Arrange the items from the line containing "What elements are" through the line containing "25, 130, 31]", both included, as a Markdown table with the columns Row and Line. Skip blank lines and leave the pictures out.

**EXERCISE INPUTS:**
-------

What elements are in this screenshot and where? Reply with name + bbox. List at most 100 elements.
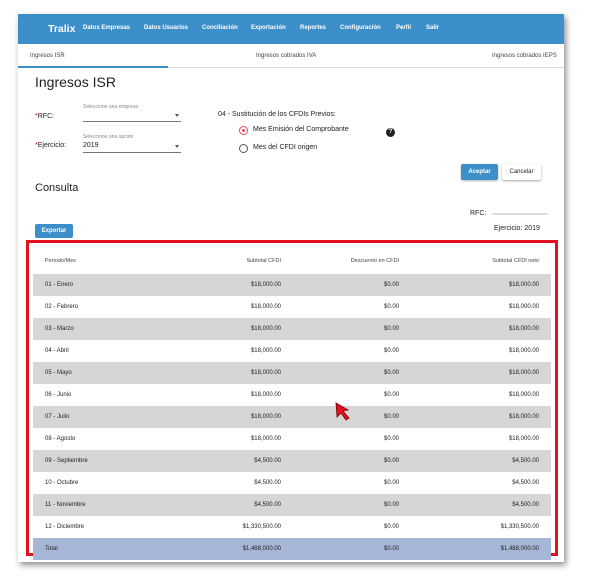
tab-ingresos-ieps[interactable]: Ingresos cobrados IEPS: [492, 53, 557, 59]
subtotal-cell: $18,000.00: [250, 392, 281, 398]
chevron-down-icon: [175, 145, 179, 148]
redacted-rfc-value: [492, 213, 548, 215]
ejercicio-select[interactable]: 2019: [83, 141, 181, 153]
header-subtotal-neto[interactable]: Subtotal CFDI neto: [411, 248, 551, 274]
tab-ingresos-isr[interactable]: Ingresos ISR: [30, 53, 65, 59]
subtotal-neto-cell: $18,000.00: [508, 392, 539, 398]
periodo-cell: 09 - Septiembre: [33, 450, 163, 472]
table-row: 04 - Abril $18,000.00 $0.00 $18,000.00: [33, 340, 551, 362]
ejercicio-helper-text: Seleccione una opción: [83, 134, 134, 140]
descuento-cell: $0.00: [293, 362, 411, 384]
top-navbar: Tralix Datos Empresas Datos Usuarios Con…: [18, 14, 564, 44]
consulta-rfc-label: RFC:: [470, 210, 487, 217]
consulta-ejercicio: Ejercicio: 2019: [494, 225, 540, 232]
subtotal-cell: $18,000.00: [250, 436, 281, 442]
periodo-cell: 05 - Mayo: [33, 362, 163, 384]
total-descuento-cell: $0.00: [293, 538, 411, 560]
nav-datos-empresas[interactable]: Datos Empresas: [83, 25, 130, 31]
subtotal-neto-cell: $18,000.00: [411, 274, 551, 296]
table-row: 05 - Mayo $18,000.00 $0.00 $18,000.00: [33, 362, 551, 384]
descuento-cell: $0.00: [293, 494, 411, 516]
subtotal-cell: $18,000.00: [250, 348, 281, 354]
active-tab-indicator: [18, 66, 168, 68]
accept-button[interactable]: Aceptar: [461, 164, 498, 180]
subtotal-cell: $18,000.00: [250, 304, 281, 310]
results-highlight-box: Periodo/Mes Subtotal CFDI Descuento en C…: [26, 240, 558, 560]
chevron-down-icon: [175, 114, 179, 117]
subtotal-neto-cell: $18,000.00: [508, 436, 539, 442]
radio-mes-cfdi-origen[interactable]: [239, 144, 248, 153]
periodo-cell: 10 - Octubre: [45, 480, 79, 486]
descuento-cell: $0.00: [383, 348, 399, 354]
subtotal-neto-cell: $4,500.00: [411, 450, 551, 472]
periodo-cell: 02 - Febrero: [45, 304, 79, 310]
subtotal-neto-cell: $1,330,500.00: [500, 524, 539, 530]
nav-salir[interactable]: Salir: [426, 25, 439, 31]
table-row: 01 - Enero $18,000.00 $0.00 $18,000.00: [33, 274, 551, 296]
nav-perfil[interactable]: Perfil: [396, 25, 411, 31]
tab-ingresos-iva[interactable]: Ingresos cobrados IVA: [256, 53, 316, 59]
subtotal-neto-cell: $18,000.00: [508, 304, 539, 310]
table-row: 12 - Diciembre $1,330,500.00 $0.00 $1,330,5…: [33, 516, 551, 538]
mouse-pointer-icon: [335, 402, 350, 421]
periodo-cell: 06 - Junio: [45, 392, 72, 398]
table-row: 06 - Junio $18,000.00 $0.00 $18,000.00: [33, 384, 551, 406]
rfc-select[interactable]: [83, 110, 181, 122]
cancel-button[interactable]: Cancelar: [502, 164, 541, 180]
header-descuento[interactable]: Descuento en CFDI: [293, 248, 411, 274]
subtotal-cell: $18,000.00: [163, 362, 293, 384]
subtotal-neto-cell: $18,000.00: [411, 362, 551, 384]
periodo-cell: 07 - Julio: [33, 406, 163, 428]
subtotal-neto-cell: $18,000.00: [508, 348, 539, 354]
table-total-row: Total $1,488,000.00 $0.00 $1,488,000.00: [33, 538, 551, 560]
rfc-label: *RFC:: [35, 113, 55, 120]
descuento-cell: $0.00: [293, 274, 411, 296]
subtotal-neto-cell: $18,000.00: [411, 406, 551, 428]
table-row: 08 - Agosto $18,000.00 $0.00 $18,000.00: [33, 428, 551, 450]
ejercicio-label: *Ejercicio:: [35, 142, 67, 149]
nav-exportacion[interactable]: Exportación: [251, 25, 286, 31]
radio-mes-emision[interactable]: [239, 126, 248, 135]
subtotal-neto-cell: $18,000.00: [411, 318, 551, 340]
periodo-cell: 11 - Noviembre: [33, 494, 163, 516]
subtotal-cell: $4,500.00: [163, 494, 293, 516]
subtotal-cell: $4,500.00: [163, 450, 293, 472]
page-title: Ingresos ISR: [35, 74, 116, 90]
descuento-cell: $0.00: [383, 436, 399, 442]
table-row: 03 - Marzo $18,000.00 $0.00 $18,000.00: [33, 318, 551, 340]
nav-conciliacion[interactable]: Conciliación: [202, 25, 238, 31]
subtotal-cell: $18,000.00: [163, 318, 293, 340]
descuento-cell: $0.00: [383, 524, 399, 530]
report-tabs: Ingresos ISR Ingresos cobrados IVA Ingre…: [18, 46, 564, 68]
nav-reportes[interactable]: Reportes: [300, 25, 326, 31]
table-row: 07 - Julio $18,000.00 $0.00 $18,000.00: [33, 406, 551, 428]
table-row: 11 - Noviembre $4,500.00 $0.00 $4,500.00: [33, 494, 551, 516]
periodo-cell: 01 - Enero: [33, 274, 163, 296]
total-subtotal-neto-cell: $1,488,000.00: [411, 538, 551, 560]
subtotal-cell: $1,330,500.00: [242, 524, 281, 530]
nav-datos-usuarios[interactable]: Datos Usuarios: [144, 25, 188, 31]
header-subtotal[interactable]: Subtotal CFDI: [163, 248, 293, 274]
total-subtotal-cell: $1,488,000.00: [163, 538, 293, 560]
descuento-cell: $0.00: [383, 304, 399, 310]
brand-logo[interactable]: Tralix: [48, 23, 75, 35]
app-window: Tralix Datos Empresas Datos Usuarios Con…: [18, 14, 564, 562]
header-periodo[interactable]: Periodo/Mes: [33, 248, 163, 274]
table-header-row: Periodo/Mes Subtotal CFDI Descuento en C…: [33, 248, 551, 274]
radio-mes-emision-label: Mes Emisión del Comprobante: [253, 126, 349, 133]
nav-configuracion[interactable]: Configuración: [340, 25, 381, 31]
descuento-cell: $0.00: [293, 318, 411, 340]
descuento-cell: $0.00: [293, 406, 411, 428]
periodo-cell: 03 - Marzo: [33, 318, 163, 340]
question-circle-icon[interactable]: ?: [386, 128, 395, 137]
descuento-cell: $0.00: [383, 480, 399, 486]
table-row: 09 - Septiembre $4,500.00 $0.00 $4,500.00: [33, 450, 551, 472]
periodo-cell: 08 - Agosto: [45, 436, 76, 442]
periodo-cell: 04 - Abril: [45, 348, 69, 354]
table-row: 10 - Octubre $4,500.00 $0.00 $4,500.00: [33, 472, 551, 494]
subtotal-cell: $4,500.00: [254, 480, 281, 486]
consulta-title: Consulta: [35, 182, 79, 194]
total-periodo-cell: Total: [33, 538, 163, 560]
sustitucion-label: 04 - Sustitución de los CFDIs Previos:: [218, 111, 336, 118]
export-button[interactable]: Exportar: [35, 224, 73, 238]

-------

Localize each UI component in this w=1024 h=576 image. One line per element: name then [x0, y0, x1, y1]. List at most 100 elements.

-------

**TASK RESULT:**
| Row | Line |
|---|---|
| 1 | What elements are in this screenshot and where? Reply with name + bbox. List at most 100 elements. |
| 2 | tab-ingresos-ieps[interactable]: Ingresos cobrados IEPS: [492, 53, 557, 59] |
| 3 | subtotal-cell: $18,000.00: [250, 392, 281, 398] |
| 4 | chevron-down-icon: [175, 145, 179, 148] |
| 5 | redacted-rfc-value: [492, 213, 548, 215] |
| 6 | ejercicio-select[interactable]: 2019: [83, 141, 181, 153] |
| 7 | header-subtotal-neto[interactable]: Subtotal CFDI neto: [411, 248, 551, 274] |
| 8 | tab-ingresos-isr[interactable]: Ingresos ISR: [30, 53, 65, 59] |
| 9 | subtotal-neto-cell: $18,000.00: [508, 392, 539, 398] |
| 10 | periodo-cell: 09 - Septiembre: [33, 450, 163, 472] |
| 11 | table-row: 04 - Abril $18,000.00 $0.00 $18,000.00: [33, 340, 551, 362] |
| 12 | ejercicio-helper-text: Seleccione una opción: [83, 134, 134, 140] |
| 13 | descuento-cell: $0.00: [293, 362, 411, 384] |
| 14 | top-navbar: Tralix Datos Empresas Datos Usuarios Con…: [18, 14, 564, 44] |
| 15 | consulta-rfc-label: RFC:: [470, 210, 487, 217] |
| 16 | consulta-ejercicio: Ejercicio: 2019: [494, 225, 540, 232] |
| 17 | subtotal-cell: $18,000.00: [250, 436, 281, 442] |
| 18 | periodo-cell: 05 - Mayo: [33, 362, 163, 384] |
| 19 | total-descuento-cell: $0.00: [293, 538, 411, 560] |
| 20 | nav-datos-empresas[interactable]: Datos Empresas: [83, 25, 130, 31] |